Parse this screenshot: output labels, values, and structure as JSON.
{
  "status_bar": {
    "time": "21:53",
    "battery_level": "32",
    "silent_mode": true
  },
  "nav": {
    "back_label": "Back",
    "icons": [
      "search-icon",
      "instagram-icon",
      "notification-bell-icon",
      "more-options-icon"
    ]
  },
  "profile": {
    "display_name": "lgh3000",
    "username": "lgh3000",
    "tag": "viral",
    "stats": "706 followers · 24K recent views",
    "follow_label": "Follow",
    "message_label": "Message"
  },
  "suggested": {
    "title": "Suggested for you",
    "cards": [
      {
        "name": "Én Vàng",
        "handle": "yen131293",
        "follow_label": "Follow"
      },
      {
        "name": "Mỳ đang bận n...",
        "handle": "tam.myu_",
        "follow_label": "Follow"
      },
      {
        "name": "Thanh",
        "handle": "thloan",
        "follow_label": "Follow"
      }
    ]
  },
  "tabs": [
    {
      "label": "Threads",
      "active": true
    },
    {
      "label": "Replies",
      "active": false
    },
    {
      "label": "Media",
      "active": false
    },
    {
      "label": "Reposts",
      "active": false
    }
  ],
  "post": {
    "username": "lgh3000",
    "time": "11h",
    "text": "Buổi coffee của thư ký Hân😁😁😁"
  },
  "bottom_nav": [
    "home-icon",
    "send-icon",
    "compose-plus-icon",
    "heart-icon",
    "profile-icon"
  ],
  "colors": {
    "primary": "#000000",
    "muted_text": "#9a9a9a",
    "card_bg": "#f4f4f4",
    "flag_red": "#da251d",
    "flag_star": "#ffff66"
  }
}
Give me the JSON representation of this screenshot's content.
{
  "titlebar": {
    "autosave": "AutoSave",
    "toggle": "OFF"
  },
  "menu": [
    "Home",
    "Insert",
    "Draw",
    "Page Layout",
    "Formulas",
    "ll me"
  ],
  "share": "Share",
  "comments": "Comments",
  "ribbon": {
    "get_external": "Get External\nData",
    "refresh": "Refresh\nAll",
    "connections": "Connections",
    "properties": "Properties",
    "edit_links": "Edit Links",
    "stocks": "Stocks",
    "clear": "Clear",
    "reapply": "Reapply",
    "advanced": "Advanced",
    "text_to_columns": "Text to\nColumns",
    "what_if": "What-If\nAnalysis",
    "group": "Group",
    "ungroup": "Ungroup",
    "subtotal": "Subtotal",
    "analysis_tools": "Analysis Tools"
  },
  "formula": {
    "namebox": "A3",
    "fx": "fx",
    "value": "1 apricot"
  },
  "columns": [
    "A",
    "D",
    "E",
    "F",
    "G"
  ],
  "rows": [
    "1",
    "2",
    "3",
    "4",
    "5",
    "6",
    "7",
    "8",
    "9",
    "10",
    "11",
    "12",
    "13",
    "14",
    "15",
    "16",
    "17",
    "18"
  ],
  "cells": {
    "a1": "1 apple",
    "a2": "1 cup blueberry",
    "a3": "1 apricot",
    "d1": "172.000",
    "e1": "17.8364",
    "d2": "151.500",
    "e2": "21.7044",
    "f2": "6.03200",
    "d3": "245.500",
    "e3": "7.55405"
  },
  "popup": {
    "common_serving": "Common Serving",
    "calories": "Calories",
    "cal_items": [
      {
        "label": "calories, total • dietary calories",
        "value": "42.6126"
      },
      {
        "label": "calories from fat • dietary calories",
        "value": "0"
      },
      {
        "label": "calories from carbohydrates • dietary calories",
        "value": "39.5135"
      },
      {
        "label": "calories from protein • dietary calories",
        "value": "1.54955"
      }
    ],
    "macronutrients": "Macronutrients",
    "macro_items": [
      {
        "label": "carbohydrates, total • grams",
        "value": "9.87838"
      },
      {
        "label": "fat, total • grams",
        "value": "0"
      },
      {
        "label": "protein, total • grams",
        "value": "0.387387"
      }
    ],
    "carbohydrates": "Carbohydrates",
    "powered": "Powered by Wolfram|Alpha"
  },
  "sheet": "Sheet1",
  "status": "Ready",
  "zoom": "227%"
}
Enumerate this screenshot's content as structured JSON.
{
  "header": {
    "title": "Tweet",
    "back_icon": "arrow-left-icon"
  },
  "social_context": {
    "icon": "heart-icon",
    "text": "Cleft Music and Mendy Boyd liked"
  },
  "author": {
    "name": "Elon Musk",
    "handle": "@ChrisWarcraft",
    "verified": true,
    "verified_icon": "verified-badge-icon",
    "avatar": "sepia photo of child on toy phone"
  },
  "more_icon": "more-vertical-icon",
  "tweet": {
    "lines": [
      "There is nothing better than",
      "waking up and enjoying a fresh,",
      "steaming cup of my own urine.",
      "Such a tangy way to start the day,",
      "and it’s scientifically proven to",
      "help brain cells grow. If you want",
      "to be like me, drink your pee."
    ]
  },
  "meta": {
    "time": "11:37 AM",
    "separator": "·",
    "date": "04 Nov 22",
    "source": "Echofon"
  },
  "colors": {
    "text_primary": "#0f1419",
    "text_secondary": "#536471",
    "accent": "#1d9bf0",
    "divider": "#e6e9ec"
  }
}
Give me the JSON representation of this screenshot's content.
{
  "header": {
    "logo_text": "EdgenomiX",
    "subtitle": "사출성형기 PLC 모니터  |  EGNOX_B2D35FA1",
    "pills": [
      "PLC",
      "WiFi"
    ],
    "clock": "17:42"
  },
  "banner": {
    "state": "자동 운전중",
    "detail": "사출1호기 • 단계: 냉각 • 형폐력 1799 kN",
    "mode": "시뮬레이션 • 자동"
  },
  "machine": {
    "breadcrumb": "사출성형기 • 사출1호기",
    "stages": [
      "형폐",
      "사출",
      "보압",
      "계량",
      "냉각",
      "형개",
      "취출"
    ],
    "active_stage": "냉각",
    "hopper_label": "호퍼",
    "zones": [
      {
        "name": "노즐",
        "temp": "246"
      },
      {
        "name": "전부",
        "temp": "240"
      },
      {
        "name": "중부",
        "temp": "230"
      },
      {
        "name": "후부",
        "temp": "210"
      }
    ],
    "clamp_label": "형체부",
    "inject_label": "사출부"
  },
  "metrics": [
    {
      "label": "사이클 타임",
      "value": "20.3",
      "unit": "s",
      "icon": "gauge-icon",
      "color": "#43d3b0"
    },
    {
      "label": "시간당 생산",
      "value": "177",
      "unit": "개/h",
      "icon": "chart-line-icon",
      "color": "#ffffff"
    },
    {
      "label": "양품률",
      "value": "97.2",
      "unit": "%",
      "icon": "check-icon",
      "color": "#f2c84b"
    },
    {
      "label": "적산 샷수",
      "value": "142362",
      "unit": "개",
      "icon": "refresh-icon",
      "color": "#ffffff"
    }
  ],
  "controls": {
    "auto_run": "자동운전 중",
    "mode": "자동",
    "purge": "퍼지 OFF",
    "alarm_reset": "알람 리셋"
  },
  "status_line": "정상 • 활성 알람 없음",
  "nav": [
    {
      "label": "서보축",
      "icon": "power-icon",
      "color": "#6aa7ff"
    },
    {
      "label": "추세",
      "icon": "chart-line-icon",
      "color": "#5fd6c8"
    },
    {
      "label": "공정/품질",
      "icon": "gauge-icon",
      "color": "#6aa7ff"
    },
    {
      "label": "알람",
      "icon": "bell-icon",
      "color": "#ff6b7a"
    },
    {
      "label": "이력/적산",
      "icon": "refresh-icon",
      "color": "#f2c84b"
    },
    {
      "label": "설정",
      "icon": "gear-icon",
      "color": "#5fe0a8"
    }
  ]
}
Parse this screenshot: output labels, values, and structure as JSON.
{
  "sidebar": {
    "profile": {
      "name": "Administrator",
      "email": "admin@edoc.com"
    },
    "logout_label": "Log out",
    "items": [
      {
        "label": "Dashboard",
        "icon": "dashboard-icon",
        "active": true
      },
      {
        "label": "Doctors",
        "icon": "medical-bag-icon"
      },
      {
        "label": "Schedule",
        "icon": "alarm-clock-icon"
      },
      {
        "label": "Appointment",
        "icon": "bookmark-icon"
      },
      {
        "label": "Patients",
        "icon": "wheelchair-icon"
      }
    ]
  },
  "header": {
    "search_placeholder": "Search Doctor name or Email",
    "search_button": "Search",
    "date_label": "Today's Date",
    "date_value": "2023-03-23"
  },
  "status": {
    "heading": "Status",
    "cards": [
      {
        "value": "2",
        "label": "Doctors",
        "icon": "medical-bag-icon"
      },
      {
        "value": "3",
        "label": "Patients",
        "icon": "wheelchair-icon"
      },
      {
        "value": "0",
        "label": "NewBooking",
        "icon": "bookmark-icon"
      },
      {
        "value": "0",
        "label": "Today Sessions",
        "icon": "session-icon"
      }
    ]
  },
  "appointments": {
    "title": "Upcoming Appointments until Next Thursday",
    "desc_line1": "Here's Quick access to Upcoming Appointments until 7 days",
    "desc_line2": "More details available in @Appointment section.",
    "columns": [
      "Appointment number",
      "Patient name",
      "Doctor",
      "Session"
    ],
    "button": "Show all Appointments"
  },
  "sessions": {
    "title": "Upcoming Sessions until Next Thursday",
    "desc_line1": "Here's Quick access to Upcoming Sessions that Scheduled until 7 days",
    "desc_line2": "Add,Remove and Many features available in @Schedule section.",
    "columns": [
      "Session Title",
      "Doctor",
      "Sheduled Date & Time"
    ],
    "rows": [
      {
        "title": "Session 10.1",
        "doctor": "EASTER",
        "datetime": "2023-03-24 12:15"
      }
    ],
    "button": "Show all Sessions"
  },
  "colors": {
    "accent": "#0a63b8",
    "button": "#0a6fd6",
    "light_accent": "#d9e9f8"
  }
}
────
Problem requirements
Across the records, how many lines carry the word "Quick"? The answer should be a number alone.

Reply to the exercise
2